Dataset records:
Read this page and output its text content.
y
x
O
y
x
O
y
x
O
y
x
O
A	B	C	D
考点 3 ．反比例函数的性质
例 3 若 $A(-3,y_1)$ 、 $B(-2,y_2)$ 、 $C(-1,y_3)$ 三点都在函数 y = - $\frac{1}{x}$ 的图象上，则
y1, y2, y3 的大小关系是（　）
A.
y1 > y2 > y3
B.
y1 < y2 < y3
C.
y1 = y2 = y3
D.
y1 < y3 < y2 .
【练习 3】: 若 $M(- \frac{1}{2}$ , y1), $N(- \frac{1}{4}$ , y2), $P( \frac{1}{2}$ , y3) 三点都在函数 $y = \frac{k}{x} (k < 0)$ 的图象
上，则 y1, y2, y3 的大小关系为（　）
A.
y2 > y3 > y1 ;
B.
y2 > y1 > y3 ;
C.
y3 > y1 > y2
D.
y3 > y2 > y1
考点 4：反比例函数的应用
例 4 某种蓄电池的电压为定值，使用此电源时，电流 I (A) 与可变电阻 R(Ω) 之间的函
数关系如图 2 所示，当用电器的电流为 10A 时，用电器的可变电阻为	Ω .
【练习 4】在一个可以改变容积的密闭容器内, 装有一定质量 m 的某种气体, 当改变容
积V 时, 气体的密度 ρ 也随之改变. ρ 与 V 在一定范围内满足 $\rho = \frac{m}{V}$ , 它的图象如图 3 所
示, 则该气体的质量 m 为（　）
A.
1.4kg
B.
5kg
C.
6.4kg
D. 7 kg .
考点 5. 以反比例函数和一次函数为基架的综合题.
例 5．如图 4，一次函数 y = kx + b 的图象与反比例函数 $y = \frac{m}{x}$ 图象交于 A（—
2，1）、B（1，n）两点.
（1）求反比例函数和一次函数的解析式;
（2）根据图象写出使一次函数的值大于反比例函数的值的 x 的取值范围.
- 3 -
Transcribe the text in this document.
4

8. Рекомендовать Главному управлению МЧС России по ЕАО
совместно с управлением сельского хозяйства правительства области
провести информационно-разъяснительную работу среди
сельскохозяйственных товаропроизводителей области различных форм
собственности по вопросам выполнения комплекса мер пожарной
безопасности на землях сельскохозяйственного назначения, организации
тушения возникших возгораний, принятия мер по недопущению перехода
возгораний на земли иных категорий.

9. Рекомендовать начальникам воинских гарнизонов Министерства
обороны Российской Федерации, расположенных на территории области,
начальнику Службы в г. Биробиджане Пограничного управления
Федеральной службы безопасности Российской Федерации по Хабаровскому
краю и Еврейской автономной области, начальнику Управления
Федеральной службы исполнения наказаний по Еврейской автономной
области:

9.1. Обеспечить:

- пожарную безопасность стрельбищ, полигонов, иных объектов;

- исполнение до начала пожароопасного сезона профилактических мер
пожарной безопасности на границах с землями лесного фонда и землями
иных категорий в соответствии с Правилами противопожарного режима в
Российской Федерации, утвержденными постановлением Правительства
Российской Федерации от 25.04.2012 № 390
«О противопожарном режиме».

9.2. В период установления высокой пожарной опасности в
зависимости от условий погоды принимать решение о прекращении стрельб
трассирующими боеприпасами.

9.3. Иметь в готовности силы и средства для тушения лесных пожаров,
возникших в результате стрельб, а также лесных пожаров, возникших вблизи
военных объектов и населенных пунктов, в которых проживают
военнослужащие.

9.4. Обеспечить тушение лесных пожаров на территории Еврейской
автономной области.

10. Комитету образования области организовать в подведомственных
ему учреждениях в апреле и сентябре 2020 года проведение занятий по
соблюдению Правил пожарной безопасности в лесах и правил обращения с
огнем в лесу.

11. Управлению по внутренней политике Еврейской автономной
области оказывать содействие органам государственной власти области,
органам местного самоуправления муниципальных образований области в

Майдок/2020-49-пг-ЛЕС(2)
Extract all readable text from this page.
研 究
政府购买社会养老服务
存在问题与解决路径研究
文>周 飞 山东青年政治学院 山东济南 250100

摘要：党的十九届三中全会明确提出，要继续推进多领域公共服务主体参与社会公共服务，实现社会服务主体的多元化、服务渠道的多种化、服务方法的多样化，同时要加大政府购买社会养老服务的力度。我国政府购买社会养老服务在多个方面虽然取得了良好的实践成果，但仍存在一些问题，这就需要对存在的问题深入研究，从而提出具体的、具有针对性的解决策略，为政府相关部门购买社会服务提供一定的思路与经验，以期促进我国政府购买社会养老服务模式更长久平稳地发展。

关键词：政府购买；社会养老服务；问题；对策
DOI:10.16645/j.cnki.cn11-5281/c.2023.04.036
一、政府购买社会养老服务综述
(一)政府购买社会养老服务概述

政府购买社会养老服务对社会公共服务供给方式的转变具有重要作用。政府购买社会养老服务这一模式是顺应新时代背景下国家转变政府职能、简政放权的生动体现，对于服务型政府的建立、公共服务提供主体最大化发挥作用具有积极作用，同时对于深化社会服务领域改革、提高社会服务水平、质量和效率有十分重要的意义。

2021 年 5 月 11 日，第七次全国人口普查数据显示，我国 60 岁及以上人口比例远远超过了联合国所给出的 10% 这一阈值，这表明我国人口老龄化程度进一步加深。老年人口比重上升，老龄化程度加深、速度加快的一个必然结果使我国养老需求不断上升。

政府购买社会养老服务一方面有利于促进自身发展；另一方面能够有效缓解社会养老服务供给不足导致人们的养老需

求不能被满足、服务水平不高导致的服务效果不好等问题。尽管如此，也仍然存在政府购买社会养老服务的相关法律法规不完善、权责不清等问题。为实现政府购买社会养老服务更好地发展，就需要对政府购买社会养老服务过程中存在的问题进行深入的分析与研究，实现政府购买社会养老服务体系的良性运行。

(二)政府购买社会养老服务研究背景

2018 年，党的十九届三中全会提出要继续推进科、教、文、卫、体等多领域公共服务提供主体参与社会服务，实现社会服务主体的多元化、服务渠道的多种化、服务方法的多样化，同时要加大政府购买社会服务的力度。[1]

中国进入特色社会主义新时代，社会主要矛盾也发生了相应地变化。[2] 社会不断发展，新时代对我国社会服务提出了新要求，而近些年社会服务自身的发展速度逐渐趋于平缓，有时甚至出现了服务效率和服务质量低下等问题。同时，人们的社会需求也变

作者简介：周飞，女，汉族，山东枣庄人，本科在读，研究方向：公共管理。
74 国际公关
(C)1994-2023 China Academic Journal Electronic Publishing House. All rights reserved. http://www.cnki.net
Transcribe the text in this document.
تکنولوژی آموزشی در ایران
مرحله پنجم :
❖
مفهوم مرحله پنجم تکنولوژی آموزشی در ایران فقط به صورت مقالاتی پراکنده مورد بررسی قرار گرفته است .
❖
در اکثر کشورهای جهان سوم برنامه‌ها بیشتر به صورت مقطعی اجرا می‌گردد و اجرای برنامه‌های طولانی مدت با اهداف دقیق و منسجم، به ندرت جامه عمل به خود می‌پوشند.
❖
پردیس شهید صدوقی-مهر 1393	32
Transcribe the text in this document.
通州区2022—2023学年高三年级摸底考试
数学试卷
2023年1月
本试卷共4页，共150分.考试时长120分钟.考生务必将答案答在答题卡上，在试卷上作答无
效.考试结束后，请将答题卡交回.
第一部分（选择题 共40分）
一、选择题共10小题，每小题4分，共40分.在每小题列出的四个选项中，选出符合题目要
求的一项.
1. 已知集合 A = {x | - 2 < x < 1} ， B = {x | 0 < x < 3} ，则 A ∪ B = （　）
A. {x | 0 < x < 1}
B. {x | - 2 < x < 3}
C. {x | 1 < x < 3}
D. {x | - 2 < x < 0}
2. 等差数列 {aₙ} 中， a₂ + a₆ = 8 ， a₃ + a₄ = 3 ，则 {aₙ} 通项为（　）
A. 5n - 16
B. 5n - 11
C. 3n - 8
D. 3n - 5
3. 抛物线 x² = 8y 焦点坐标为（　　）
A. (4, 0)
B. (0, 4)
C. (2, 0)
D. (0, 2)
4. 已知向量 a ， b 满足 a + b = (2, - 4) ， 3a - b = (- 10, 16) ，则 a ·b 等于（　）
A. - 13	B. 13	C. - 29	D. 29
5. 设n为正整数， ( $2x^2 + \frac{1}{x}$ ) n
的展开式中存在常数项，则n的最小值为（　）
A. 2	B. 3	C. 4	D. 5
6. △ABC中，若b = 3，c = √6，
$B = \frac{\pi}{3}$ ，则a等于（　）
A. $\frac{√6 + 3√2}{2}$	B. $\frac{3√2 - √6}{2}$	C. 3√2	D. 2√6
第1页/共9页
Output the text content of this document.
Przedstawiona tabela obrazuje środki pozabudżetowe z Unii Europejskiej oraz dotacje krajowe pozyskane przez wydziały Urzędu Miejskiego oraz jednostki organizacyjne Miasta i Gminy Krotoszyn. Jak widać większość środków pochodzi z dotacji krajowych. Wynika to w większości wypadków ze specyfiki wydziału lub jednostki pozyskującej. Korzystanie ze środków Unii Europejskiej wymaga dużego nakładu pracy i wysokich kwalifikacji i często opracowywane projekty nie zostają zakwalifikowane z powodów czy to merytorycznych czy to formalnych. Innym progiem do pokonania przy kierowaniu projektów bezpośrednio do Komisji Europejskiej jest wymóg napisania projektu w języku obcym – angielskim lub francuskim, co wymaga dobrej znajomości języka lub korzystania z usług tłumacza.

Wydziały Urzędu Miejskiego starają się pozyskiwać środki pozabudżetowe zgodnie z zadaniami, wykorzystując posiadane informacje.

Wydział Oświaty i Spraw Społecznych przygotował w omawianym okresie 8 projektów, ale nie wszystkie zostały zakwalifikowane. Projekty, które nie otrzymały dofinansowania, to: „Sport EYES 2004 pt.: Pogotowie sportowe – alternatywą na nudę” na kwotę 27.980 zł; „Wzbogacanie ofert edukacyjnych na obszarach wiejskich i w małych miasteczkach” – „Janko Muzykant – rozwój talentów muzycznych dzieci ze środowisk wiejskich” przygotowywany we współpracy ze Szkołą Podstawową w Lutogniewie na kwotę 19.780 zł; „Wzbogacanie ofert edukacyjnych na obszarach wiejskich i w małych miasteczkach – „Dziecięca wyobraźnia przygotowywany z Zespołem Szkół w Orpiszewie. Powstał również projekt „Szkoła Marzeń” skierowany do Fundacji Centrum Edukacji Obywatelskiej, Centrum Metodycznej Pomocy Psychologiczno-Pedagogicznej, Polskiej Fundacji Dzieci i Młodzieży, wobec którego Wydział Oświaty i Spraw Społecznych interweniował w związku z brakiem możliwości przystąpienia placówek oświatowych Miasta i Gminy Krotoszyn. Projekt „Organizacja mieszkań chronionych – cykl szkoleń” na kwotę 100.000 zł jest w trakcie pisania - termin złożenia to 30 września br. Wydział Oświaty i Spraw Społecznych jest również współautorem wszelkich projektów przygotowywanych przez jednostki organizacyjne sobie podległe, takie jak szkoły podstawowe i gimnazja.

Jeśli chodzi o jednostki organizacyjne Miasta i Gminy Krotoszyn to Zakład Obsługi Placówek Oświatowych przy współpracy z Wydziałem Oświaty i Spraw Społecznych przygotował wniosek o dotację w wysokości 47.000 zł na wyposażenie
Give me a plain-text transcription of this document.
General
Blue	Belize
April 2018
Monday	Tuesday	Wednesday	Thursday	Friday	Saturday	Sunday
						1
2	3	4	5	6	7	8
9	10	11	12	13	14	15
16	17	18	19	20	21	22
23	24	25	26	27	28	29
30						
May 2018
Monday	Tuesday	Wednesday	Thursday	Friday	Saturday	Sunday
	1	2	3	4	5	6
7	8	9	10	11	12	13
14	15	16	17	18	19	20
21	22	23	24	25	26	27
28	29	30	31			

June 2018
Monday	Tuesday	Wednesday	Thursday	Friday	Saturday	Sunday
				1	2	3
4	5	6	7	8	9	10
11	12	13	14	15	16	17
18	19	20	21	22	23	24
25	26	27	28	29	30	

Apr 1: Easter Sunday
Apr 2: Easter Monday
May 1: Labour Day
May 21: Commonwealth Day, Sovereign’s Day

_Task requirements_: State how many lines of the listing include the word "безопасности". Reply with the number alone.

_In response_: 4